▶ **CHALLENGE**
Scan each line of the records for the word "resistor" and extract the ones that have it.

------------------------------------------------------------

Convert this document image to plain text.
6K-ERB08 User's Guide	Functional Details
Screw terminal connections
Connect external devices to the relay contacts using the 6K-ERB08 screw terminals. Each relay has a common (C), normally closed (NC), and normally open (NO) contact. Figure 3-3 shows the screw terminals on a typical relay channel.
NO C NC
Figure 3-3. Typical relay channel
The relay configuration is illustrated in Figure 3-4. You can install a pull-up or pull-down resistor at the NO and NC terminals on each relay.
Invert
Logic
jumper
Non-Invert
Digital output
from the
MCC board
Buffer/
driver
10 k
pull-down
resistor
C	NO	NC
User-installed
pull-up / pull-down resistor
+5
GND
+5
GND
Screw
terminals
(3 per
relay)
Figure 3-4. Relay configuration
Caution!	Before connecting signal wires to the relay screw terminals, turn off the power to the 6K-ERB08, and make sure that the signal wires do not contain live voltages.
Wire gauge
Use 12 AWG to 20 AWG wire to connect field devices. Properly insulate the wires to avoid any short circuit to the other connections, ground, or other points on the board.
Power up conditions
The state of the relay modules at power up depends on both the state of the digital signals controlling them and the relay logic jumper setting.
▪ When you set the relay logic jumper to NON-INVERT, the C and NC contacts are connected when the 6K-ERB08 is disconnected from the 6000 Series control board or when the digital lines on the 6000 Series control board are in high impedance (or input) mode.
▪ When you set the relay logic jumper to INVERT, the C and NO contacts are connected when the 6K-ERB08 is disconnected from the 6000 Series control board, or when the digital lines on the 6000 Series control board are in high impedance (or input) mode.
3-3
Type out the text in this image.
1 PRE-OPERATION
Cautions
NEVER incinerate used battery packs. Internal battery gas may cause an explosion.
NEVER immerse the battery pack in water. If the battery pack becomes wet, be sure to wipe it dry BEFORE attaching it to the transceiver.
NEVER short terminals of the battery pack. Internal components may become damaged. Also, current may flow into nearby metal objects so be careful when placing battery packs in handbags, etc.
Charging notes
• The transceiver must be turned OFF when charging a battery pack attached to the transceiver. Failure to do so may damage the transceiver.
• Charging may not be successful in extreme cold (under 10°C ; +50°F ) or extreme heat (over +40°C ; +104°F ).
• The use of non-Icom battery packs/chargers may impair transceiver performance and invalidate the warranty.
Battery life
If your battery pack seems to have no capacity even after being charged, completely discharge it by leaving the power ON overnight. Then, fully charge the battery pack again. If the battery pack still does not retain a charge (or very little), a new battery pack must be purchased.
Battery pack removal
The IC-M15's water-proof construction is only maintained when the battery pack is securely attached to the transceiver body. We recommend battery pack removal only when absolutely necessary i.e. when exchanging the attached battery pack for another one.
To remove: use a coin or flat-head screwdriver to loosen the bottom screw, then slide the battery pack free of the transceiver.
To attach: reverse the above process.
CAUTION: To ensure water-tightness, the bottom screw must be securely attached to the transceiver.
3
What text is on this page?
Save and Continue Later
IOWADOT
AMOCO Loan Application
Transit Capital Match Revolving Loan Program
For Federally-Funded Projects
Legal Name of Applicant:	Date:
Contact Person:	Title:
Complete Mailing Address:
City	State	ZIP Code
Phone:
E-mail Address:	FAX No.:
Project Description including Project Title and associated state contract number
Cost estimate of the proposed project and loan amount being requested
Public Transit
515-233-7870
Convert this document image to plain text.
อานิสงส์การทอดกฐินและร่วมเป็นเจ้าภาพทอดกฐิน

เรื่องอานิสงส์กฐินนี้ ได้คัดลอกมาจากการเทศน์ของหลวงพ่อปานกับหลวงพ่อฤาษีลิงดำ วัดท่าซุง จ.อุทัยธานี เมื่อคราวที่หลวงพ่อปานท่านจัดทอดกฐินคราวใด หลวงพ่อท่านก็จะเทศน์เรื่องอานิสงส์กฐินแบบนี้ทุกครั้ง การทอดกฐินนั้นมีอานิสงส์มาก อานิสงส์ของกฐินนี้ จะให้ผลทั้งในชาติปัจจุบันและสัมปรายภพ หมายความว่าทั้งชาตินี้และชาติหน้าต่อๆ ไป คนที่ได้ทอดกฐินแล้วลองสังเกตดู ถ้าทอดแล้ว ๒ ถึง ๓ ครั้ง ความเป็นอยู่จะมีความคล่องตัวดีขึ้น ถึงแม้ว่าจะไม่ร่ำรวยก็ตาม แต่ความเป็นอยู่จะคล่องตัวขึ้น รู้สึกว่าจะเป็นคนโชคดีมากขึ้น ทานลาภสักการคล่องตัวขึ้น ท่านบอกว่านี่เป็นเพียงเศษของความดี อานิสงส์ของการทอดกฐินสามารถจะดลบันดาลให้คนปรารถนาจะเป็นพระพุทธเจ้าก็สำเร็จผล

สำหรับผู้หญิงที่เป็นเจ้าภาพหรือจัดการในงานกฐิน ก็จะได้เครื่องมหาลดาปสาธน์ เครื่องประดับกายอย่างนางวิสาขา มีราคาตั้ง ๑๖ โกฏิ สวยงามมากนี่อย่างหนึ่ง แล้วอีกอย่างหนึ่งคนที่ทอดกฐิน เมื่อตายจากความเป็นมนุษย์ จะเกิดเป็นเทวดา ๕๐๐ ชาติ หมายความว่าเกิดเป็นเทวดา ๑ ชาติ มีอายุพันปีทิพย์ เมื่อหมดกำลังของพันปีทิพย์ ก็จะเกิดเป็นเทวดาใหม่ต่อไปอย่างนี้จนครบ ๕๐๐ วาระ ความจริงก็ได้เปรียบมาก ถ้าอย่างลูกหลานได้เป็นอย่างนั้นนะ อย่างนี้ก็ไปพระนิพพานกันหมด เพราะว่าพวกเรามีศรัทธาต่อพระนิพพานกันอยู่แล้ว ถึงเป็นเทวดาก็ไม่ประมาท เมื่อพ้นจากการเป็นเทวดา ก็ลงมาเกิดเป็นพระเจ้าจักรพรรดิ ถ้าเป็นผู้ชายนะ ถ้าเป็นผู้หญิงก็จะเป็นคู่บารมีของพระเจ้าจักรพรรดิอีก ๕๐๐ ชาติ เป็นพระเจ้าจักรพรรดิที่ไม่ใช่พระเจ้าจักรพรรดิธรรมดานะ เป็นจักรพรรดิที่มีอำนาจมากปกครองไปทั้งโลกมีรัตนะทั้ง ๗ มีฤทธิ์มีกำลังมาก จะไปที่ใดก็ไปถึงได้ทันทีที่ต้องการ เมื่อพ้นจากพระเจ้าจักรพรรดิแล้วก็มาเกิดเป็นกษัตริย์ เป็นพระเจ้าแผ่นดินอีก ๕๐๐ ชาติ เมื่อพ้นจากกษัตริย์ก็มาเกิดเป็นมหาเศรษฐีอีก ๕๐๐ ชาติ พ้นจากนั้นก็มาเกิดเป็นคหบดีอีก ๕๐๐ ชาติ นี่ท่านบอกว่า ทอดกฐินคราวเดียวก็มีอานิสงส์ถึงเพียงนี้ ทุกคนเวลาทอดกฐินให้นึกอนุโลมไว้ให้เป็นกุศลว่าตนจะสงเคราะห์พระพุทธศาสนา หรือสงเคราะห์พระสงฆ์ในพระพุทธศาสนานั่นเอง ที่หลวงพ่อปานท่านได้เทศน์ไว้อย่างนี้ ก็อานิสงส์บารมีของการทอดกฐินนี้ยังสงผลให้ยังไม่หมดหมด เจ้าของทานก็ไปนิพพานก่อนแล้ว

------------------------------------------------------------

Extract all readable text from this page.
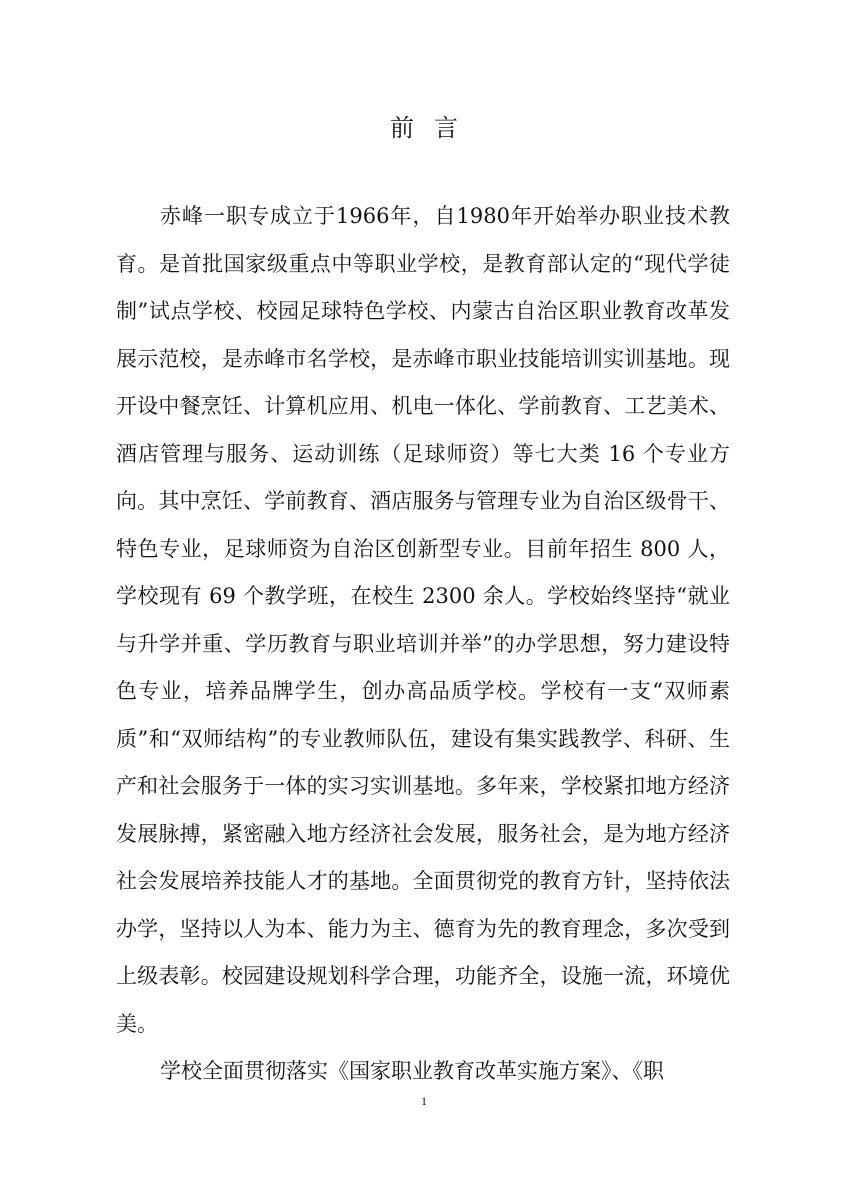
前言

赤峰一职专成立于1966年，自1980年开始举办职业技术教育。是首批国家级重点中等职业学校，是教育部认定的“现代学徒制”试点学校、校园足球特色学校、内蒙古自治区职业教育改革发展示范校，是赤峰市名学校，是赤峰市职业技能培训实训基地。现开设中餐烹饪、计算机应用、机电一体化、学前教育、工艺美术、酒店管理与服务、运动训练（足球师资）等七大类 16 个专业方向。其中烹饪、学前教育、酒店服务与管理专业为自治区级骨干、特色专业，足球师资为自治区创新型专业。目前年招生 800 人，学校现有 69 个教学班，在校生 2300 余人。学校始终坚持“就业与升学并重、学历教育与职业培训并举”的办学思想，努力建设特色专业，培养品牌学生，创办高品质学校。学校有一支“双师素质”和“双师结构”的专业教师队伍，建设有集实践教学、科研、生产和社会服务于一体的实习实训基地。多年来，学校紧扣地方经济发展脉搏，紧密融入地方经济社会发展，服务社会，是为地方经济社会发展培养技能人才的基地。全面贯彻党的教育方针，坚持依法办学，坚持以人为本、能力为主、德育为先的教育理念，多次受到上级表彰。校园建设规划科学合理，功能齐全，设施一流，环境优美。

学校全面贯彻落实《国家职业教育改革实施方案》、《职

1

------------------------------------------------------------

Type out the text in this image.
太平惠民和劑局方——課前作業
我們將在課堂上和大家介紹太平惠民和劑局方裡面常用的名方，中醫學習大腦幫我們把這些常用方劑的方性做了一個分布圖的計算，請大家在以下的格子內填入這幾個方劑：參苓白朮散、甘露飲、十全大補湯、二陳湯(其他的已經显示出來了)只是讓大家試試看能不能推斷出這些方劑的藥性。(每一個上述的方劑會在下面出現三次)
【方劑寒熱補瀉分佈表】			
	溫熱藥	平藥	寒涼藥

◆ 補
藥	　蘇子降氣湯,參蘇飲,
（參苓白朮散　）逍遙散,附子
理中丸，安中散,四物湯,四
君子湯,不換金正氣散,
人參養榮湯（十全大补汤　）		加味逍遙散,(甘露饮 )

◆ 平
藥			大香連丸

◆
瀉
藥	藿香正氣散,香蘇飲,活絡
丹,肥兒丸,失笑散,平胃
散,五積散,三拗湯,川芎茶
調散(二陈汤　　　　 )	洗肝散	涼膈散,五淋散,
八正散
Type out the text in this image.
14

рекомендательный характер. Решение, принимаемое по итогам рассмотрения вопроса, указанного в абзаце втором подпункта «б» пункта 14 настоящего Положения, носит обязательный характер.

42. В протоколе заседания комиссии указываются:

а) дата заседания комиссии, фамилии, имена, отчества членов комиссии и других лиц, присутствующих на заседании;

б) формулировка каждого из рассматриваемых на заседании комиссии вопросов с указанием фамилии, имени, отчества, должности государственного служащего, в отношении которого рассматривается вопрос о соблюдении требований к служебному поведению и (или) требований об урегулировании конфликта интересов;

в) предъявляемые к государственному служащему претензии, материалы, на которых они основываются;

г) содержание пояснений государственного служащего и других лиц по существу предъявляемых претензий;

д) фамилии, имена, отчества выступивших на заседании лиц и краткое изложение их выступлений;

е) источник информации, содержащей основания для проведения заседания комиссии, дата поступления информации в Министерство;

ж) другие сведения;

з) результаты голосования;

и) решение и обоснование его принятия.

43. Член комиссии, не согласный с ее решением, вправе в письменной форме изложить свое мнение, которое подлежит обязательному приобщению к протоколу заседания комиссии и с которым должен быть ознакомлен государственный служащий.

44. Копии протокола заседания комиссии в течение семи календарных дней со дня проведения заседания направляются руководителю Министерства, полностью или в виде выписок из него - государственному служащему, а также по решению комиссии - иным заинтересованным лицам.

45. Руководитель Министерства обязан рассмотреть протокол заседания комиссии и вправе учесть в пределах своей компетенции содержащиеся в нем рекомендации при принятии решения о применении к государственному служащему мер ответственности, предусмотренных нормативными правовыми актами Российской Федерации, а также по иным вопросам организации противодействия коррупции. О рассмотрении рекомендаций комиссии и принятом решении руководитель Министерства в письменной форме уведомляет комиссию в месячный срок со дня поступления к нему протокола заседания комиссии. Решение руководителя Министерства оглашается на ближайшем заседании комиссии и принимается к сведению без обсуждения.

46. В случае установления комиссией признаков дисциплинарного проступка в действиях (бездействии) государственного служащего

------------------------------------------------------------

▶ **PROBLEM SOLUTION**
The relay configuration is illustrated in Figure 3-4. You can install a pull-up or pull-down resistor at the NO and NC terminals on each relay.
resistor
pull-up / pull-down resistor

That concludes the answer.